*THE PROBLEM*
For the copy, please give all of the data again exactly and leave the pictures out.

*DATA FOR THIS EXERCISE*
────

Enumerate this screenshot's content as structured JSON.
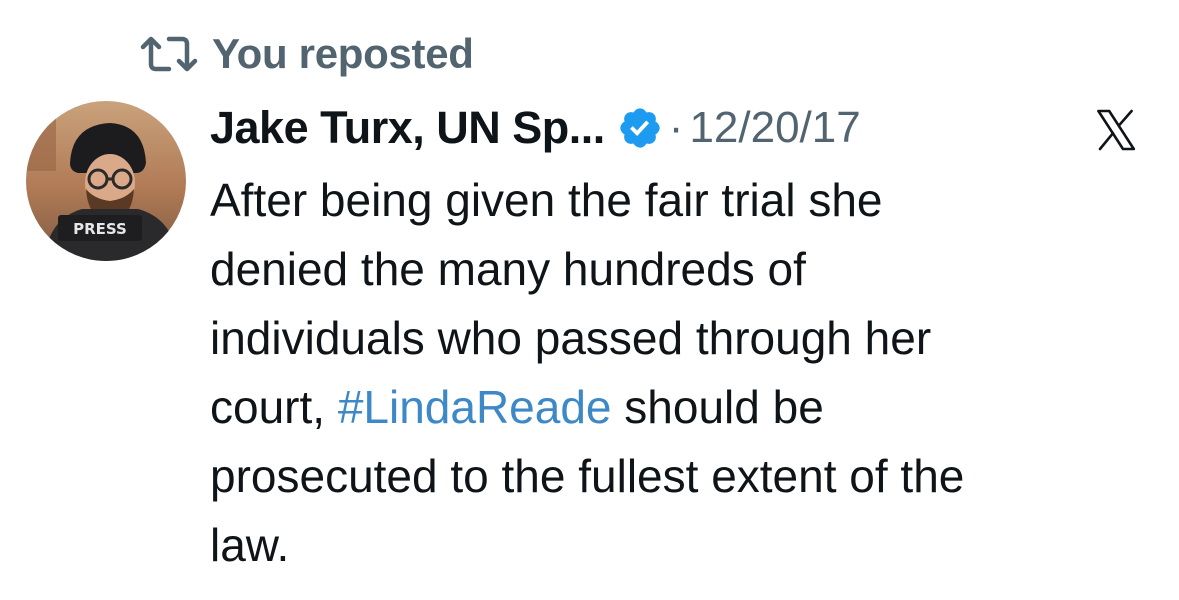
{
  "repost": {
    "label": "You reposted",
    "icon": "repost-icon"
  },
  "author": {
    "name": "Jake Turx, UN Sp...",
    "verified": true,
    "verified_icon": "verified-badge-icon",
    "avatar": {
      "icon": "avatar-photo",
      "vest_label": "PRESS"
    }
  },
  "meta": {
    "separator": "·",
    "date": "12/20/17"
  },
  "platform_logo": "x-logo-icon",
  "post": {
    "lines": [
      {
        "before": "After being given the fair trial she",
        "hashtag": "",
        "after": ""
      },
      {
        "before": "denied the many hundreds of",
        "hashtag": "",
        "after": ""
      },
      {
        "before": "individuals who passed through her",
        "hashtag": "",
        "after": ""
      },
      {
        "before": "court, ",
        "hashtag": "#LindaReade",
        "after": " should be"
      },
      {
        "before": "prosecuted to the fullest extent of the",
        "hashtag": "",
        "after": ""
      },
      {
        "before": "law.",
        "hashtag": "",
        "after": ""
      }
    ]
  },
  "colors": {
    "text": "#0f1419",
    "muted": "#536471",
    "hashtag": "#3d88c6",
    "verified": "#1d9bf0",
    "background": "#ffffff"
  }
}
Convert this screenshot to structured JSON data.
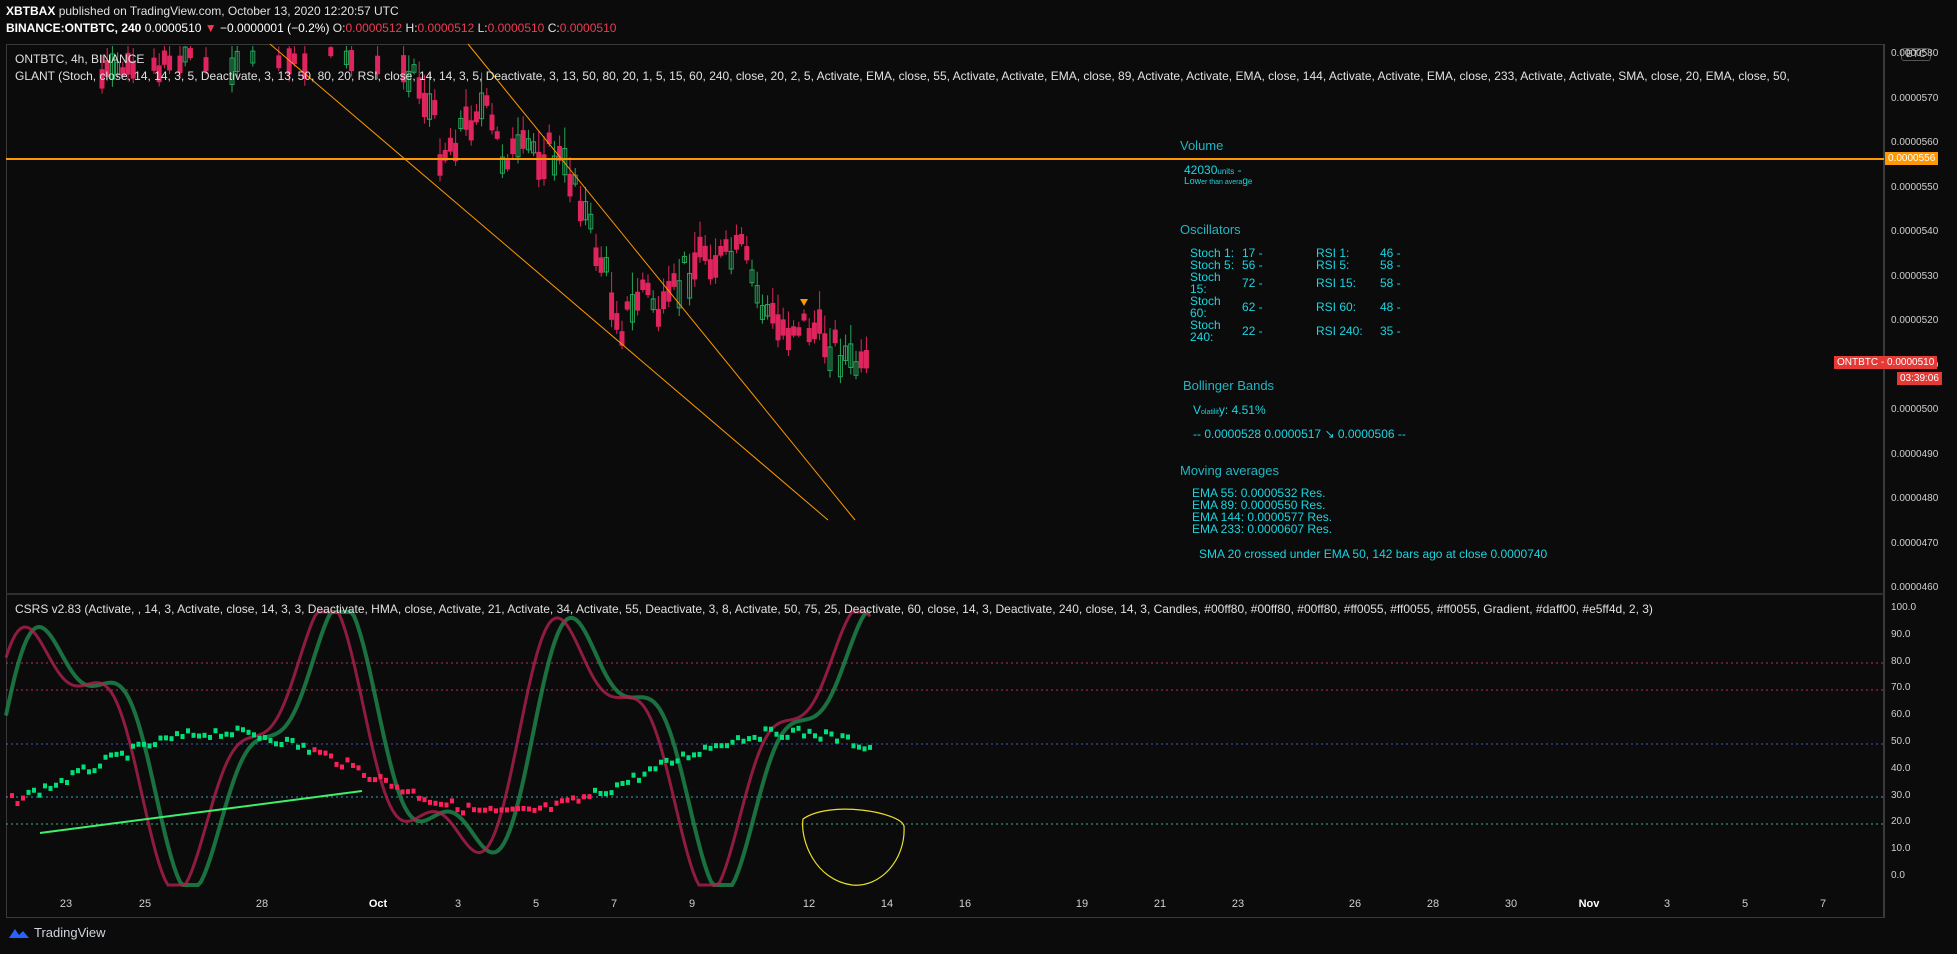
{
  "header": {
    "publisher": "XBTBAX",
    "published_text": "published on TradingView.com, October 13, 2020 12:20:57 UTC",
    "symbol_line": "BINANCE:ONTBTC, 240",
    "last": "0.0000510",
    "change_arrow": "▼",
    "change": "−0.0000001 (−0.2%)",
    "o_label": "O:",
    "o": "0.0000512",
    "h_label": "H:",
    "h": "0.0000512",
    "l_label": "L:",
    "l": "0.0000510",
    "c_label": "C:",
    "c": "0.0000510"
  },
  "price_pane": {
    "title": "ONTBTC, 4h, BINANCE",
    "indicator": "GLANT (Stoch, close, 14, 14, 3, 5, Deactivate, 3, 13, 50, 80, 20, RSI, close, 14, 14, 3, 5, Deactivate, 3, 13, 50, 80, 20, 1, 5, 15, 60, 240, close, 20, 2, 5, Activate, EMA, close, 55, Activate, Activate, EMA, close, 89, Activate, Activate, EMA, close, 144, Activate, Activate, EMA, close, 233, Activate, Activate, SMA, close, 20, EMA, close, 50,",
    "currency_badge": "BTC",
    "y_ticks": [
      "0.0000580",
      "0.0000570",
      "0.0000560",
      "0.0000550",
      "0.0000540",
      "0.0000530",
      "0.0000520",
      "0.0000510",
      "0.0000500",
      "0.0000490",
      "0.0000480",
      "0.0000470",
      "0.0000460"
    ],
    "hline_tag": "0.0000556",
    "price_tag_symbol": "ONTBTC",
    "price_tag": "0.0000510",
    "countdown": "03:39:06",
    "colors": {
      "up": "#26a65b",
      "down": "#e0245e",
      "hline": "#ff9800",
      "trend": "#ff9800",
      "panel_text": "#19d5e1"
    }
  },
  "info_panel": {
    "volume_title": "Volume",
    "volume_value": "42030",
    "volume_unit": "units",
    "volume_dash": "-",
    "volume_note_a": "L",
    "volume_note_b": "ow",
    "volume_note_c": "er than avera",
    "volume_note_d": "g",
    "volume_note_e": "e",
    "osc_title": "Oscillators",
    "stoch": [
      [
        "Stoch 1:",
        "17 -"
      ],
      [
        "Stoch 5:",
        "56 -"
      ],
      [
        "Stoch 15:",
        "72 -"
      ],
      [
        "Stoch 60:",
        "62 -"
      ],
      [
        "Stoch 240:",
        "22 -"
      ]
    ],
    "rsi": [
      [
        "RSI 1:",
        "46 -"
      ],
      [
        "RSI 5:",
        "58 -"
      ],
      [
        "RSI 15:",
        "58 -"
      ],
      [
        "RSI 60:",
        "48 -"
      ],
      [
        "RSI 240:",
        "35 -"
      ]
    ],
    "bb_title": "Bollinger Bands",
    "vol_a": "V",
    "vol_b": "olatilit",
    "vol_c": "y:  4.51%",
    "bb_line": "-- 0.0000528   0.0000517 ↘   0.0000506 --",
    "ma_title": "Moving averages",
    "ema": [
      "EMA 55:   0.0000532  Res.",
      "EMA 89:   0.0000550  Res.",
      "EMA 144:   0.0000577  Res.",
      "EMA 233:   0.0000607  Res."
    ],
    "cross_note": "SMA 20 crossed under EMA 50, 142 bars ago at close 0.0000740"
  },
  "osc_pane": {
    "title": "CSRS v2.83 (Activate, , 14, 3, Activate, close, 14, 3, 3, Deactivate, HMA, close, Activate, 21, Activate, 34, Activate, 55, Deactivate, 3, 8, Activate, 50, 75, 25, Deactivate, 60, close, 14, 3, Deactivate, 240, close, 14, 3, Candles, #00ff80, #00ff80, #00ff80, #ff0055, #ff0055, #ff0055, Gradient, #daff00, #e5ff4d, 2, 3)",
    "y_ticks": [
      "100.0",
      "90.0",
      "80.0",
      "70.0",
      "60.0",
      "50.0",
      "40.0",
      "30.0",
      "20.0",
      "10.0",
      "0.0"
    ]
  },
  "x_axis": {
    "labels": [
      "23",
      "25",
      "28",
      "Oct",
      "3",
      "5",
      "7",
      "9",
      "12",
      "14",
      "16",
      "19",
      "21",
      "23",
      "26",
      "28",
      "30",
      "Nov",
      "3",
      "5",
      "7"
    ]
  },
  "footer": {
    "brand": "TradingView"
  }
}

────

*FINAL RESULT*
Enumerate this screenshot's content as structured JSON.
{
  "repost": {
    "label": "You reposted",
    "icon": "repost-icon"
  },
  "author": {
    "name": "Jake Turx, UN Sp...",
    "verified": true,
    "verified_icon": "verified-badge-icon",
    "avatar": {
      "icon": "avatar-photo",
      "vest_label": "PRESS"
    }
  },
  "meta": {
    "separator": "·",
    "date": "12/20/17"
  },
  "platform_logo": "x-logo-icon",
  "post": {
    "lines": [
      {
        "before": "After being given the fair trial she",
        "hashtag": "",
        "after": ""
      },
      {
        "before": "denied the many hundreds of",
        "hashtag": "",
        "after": ""
      },
      {
        "before": "individuals who passed through her",
        "hashtag": "",
        "after": ""
      },
      {
        "before": "court, ",
        "hashtag": "#LindaReade",
        "after": " should be"
      },
      {
        "before": "prosecuted to the fullest extent of the",
        "hashtag": "",
        "after": ""
      },
      {
        "before": "law.",
        "hashtag": "",
        "after": ""
      }
    ]
  },
  "colors": {
    "text": "#0f1419",
    "muted": "#536471",
    "hashtag": "#3d88c6",
    "verified": "#1d9bf0",
    "background": "#ffffff"
  }
}
Convert this screenshot to structured JSON data.
{
  "header": {
    "publisher": "XBTBAX",
    "published_text": "published on TradingView.com, October 13, 2020 12:20:57 UTC",
    "symbol_line": "BINANCE:ONTBTC, 240",
    "last": "0.0000510",
    "change_arrow": "▼",
    "change": "−0.0000001 (−0.2%)",
    "o_label": "O:",
    "o": "0.0000512",
    "h_label": "H:",
    "h": "0.0000512",
    "l_label": "L:",
    "l": "0.0000510",
    "c_label": "C:",
    "c": "0.0000510"
  },
  "price_pane": {
    "title": "ONTBTC, 4h, BINANCE",
    "indicator": "GLANT (Stoch, close, 14, 14, 3, 5, Deactivate, 3, 13, 50, 80, 20, RSI, close, 14, 14, 3, 5, Deactivate, 3, 13, 50, 80, 20, 1, 5, 15, 60, 240, close, 20, 2, 5, Activate, EMA, close, 55, Activate, Activate, EMA, close, 89, Activate, Activate, EMA, close, 144, Activate, Activate, EMA, close, 233, Activate, Activate, SMA, close, 20, EMA, close, 50,",
    "currency_badge": "BTC",
    "y_ticks": [
      "0.0000580",
      "0.0000570",
      "0.0000560",
      "0.0000550",
      "0.0000540",
      "0.0000530",
      "0.0000520",
      "0.0000510",
      "0.0000500",
      "0.0000490",
      "0.0000480",
      "0.0000470",
      "0.0000460"
    ],
    "hline_tag": "0.0000556",
    "price_tag_symbol": "ONTBTC",
    "price_tag": "0.0000510",
    "countdown": "03:39:06",
    "colors": {
      "up": "#26a65b",
      "down": "#e0245e",
      "hline": "#ff9800",
      "trend": "#ff9800",
      "panel_text": "#19d5e1"
    }
  },
  "info_panel": {
    "volume_title": "Volume",
    "volume_value": "42030",
    "volume_unit": "units",
    "volume_dash": "-",
    "volume_note_a": "L",
    "volume_note_b": "ow",
    "volume_note_c": "er than avera",
    "volume_note_d": "g",
    "volume_note_e": "e",
    "osc_title": "Oscillators",
    "stoch": [
      [
        "Stoch 1:",
        "17 -"
      ],
      [
        "Stoch 5:",
        "56 -"
      ],
      [
        "Stoch 15:",
        "72 -"
      ],
      [
        "Stoch 60:",
        "62 -"
      ],
      [
        "Stoch 240:",
        "22 -"
      ]
    ],
    "rsi": [
      [
        "RSI 1:",
        "46 -"
      ],
      [
        "RSI 5:",
        "58 -"
      ],
      [
        "RSI 15:",
        "58 -"
      ],
      [
        "RSI 60:",
        "48 -"
      ],
      [
        "RSI 240:",
        "35 -"
      ]
    ],
    "bb_title": "Bollinger Bands",
    "vol_a": "V",
    "vol_b": "olatilit",
    "vol_c": "y:  4.51%",
    "bb_line": "-- 0.0000528   0.0000517 ↘   0.0000506 --",
    "ma_title": "Moving averages",
    "ema": [
      "EMA 55:   0.0000532  Res.",
      "EMA 89:   0.0000550  Res.",
      "EMA 144:   0.0000577  Res.",
      "EMA 233:   0.0000607  Res."
    ],
    "cross_note": "SMA 20 crossed under EMA 50, 142 bars ago at close 0.0000740"
  },
  "osc_pane": {
    "title": "CSRS v2.83 (Activate, , 14, 3, Activate, close, 14, 3, 3, Deactivate, HMA, close, Activate, 21, Activate, 34, Activate, 55, Deactivate, 3, 8, Activate, 50, 75, 25, Deactivate, 60, close, 14, 3, Deactivate, 240, close, 14, 3, Candles, #00ff80, #00ff80, #00ff80, #ff0055, #ff0055, #ff0055, Gradient, #daff00, #e5ff4d, 2, 3)",
    "y_ticks": [
      "100.0",
      "90.0",
      "80.0",
      "70.0",
      "60.0",
      "50.0",
      "40.0",
      "30.0",
      "20.0",
      "10.0",
      "0.0"
    ]
  },
  "x_axis": {
    "labels": [
      "23",
      "25",
      "28",
      "Oct",
      "3",
      "5",
      "7",
      "9",
      "12",
      "14",
      "16",
      "19",
      "21",
      "23",
      "26",
      "28",
      "30",
      "Nov",
      "3",
      "5",
      "7"
    ]
  },
  "footer": {
    "brand": "TradingView"
  }
}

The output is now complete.